>> Start Data entries

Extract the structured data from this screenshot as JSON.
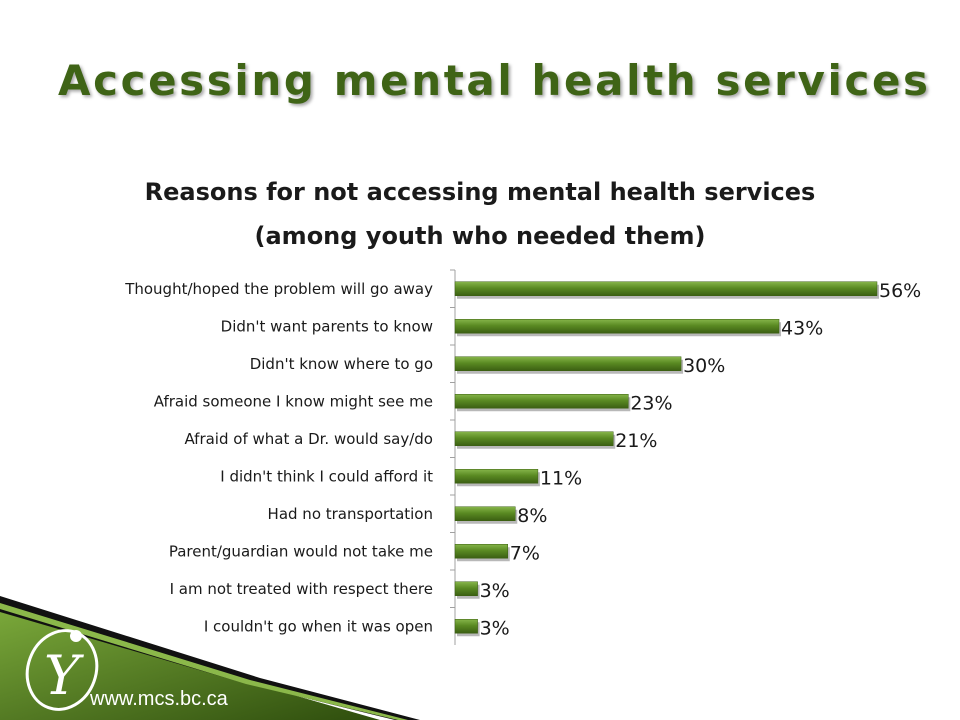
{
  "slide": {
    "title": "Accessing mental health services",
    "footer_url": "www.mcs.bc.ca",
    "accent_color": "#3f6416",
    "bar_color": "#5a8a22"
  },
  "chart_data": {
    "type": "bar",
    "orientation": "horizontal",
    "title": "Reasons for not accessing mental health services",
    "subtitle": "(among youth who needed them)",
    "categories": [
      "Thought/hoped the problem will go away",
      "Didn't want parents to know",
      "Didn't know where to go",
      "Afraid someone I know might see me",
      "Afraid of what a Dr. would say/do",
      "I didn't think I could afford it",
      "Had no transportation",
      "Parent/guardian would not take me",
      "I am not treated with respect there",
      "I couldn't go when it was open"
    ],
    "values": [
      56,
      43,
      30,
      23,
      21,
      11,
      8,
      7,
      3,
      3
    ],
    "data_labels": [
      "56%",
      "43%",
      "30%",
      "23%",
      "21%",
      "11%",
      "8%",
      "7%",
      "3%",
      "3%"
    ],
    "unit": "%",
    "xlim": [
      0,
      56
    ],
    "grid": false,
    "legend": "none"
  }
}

>> End Data entries
>> Start Data entries

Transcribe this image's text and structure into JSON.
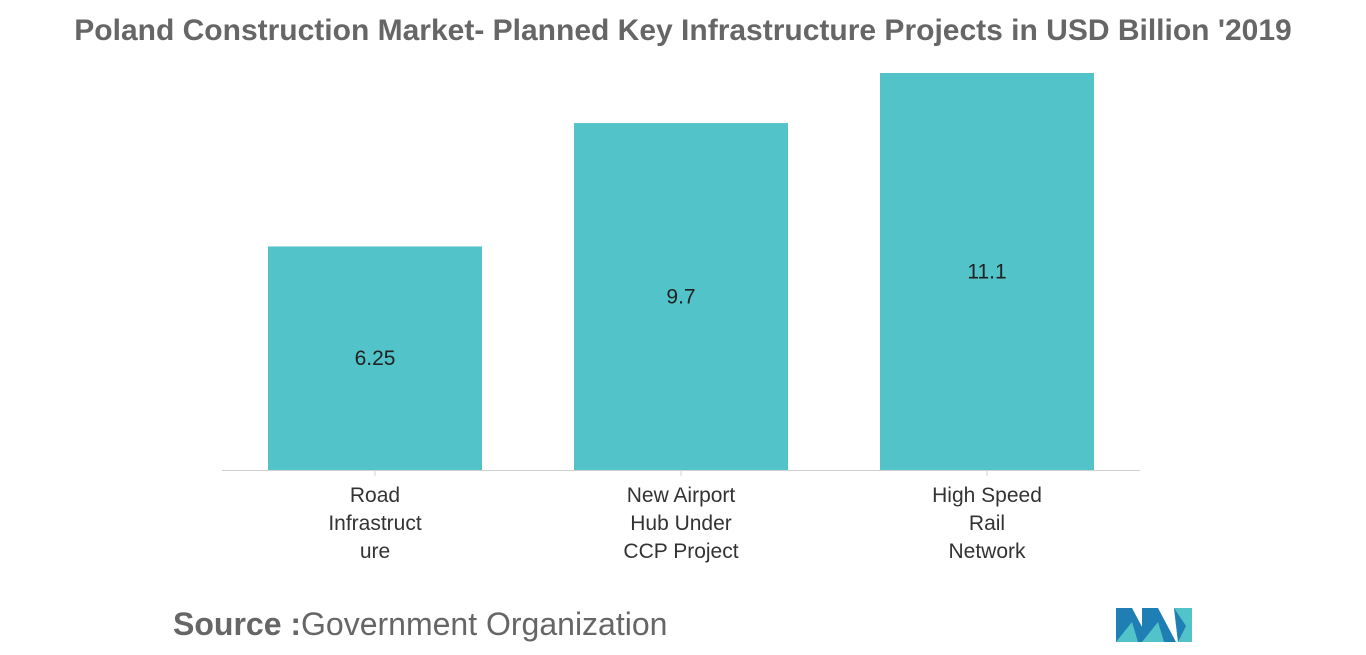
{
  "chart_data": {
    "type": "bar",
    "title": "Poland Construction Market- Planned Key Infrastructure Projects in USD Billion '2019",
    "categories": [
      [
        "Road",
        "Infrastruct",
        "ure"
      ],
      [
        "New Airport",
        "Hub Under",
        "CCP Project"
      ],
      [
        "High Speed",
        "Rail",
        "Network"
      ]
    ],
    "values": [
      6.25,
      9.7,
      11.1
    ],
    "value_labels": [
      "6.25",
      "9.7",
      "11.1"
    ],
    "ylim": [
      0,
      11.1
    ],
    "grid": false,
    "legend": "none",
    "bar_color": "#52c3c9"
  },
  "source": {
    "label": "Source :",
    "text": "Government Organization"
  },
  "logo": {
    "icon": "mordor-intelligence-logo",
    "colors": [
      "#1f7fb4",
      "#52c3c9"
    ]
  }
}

>> End Data entries

▸ **Short task**:
Return each line that includes "JSON".

▸ **Expected answer**:
Extract the structured data from this screenshot as JSON.
Transcribe this image's text and structure into JSON.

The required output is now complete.